**SUPPLIED MATERIAL**

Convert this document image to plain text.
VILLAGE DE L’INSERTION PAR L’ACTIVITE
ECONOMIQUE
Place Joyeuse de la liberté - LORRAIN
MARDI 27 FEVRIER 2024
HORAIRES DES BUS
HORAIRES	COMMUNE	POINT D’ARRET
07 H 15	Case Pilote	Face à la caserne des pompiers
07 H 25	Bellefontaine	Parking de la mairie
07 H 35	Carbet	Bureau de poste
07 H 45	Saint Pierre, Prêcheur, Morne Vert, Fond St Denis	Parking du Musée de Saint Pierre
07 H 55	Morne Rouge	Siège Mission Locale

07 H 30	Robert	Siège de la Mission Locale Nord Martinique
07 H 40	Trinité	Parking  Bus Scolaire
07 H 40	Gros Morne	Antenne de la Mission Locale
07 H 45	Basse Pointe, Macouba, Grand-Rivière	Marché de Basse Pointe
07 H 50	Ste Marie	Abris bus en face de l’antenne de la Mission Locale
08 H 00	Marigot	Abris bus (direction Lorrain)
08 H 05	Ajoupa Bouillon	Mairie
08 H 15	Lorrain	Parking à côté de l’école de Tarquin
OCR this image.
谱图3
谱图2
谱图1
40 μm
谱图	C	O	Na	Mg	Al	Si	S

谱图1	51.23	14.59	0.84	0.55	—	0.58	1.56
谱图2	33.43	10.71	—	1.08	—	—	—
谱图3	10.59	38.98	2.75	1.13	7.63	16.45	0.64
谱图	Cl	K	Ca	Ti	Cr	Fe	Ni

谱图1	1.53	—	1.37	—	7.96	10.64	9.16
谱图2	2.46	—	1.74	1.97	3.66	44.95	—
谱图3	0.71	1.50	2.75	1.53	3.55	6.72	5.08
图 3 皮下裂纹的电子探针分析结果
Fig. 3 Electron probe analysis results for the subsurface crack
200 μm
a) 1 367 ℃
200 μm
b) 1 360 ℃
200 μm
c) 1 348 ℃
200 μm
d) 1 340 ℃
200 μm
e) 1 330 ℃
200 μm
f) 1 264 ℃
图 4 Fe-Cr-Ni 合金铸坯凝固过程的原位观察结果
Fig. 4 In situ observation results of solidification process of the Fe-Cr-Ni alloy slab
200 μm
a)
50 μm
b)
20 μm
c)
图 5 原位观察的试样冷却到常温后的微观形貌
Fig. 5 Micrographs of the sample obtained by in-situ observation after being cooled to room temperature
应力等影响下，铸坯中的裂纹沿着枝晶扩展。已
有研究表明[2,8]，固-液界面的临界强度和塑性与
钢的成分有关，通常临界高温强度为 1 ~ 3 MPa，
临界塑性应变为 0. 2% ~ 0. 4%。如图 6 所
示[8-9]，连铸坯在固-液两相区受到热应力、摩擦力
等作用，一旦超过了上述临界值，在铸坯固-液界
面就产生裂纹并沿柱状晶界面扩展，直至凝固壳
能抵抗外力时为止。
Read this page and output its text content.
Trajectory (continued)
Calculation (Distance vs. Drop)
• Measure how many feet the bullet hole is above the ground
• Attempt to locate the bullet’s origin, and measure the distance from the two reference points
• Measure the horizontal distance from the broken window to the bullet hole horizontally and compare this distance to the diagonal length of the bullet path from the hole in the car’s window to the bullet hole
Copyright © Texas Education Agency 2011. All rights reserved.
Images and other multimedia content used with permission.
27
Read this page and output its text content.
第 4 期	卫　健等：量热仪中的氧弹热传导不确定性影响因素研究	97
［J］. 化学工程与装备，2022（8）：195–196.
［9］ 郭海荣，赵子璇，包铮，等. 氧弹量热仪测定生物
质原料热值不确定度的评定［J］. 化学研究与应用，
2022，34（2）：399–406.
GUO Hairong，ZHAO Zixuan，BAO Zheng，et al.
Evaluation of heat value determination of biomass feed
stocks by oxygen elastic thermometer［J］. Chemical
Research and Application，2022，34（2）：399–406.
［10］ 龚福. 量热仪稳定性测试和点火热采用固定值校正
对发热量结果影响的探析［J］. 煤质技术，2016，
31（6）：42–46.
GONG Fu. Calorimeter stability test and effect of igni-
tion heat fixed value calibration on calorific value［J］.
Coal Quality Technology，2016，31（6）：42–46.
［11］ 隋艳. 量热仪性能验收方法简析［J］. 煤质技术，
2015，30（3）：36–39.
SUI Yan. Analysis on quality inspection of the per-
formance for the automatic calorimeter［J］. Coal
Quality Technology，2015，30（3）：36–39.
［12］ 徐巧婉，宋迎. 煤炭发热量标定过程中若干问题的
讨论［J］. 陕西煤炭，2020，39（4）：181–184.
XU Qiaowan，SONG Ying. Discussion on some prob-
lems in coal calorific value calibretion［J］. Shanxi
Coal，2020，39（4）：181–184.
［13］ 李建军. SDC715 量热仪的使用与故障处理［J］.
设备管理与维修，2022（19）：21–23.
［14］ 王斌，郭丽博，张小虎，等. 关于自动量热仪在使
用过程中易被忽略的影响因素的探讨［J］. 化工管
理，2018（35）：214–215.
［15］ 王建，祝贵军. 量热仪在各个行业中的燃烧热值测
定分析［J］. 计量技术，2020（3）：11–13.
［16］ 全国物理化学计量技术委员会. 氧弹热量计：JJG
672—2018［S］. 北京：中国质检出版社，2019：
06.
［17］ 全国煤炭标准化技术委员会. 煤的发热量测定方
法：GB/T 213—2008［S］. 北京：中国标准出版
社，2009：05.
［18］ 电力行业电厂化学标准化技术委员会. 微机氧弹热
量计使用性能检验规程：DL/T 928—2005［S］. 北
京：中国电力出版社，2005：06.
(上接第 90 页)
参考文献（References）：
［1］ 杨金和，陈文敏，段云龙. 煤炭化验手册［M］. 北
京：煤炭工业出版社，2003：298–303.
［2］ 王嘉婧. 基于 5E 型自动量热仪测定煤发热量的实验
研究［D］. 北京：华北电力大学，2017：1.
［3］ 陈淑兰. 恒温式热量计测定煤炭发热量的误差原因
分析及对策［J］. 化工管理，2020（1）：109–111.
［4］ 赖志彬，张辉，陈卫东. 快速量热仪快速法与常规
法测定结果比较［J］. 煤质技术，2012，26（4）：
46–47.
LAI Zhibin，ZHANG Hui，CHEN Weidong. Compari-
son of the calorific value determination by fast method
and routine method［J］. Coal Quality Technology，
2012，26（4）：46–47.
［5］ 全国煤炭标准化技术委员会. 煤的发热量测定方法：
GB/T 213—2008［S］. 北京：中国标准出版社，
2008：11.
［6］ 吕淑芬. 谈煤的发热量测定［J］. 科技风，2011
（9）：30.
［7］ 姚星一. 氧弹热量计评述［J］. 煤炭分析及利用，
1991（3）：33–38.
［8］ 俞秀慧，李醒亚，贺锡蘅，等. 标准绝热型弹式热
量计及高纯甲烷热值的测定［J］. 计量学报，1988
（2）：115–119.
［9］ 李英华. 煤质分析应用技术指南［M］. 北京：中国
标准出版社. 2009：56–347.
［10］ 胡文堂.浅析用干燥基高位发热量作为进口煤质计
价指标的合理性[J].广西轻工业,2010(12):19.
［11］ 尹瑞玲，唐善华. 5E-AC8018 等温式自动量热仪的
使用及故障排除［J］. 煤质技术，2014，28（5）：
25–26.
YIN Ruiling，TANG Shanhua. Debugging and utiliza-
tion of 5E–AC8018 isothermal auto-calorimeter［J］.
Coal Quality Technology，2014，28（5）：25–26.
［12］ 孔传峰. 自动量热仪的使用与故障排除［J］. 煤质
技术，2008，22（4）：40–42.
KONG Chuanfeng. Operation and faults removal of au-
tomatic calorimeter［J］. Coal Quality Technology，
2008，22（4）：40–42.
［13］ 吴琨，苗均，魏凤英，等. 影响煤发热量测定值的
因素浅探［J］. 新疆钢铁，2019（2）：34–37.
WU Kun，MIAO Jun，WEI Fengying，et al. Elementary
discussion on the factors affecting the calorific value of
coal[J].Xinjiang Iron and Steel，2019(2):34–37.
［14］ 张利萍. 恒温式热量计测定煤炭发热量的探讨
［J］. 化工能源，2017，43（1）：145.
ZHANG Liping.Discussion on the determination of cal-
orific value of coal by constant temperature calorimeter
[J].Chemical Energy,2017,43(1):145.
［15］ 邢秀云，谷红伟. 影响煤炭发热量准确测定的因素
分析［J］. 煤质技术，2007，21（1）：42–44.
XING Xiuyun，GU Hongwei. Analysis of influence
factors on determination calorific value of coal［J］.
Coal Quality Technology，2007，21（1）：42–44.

**WORK TO BE COMPLETED**
In the records above, how many lines contain the string "value"? State that number only.

**TASK OUTPUT**
7